## [Data to use]
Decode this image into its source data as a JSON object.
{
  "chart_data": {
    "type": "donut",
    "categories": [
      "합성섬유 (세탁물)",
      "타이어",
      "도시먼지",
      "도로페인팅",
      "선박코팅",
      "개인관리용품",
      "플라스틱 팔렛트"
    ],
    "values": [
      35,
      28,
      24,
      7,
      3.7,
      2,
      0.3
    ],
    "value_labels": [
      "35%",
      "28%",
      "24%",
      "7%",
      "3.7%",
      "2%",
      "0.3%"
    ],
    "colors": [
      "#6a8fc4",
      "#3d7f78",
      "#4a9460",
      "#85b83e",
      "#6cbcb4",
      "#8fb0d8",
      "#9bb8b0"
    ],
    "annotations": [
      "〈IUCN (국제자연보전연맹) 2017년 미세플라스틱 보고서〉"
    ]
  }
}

## [Task statement]
Copy out the material word for word and line for line.

## [Written reply]
Decode this image into its source data as a JSON object.
{
  "chart_data": {
    "type": "donut",
    "categories": [
      "합성섬유 (세탁물)",
      "타이어",
      "도시먼지",
      "도로페인팅",
      "선박코팅",
      "개인관리용품",
      "플라스틱 팔렛트"
    ],
    "values": [
      35,
      28,
      24,
      7,
      3.7,
      2,
      0.3
    ],
    "value_labels": [
      "35%",
      "28%",
      "24%",
      "7%",
      "3.7%",
      "2%",
      "0.3%"
    ],
    "colors": [
      "#6a8fc4",
      "#3d7f78",
      "#4a9460",
      "#85b83e",
      "#6cbcb4",
      "#8fb0d8",
      "#9bb8b0"
    ],
    "annotations": [
      "〈IUCN (국제자연보전연맹) 2017년 미세플라스틱 보고서〉"
    ]
  }
}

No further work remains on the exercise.